> _What you are asked to do_:
In the listing below, pick out lines with "điều".

> _Excerpted records_:
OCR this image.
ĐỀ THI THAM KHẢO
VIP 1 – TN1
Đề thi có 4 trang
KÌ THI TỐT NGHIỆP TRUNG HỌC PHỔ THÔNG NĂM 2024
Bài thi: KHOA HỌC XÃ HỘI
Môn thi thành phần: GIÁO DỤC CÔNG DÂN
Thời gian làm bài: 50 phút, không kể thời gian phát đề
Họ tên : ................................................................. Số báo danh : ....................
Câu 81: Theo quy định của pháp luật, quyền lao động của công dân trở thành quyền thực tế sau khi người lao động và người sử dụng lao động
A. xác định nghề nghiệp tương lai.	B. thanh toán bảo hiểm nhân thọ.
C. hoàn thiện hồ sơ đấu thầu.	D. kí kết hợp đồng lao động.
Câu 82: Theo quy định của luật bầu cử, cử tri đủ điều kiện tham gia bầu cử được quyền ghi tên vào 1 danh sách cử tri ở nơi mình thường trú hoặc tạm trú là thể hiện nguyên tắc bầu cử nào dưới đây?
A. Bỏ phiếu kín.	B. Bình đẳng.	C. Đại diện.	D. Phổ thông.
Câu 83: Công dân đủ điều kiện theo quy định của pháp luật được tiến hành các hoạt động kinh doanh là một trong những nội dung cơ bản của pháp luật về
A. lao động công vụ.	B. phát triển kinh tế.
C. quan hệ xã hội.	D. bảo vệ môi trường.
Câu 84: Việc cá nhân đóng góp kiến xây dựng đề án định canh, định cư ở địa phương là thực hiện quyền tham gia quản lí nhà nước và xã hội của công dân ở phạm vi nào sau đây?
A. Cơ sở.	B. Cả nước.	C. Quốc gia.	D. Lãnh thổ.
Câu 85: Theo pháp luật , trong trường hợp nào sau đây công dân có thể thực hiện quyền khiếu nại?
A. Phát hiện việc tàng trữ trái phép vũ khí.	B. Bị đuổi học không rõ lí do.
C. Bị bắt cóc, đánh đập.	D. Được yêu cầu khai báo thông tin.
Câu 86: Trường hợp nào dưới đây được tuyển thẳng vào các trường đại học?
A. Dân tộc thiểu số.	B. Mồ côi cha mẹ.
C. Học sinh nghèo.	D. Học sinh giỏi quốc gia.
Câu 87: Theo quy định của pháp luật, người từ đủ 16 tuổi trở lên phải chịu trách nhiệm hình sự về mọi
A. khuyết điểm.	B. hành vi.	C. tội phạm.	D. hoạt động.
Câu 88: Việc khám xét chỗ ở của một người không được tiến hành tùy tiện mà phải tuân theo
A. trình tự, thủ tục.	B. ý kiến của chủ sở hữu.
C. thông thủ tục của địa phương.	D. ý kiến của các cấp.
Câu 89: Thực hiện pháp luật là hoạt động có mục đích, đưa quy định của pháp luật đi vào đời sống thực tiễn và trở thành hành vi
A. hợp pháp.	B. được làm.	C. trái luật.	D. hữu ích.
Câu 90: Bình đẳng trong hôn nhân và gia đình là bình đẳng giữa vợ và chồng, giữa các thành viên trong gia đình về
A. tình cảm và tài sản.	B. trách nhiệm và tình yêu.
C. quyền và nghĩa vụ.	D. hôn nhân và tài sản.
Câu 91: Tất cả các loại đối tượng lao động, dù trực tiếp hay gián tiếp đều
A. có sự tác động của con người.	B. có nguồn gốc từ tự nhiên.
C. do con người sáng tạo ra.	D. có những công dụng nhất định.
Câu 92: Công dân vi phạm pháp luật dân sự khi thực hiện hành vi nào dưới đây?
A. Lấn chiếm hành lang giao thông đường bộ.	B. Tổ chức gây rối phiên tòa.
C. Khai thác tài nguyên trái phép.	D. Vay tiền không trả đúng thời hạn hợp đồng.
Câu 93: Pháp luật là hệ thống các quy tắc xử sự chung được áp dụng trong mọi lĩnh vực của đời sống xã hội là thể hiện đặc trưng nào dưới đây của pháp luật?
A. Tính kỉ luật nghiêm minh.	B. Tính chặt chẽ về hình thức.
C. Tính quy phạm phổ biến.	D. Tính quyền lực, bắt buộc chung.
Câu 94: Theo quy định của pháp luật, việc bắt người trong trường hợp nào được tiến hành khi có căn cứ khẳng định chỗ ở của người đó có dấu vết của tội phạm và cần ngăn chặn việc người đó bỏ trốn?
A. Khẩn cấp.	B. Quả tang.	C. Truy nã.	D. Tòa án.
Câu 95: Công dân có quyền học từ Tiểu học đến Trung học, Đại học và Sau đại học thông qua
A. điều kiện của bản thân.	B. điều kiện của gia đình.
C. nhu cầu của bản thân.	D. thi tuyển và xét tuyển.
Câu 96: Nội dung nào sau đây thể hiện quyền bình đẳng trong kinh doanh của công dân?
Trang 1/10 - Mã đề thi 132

> _Response to this exercise_:
Câu 82: Theo quy định của luật bầu cử, cử tri đủ điều kiện tham gia bầu cử được quyền ghi tên vào 1 danh sách cử tri ở nơi mình thường trú hoặc tạm trú là thể hiện nguyên tắc bầu cử nào dưới đây?
Câu 83: Công dân đủ điều kiện theo quy định của pháp luật được tiến hành các hoạt động kinh doanh là một trong những nội dung cơ bản của pháp luật về
A. điều kiện của bản thân.	B. điều kiện của gia đình.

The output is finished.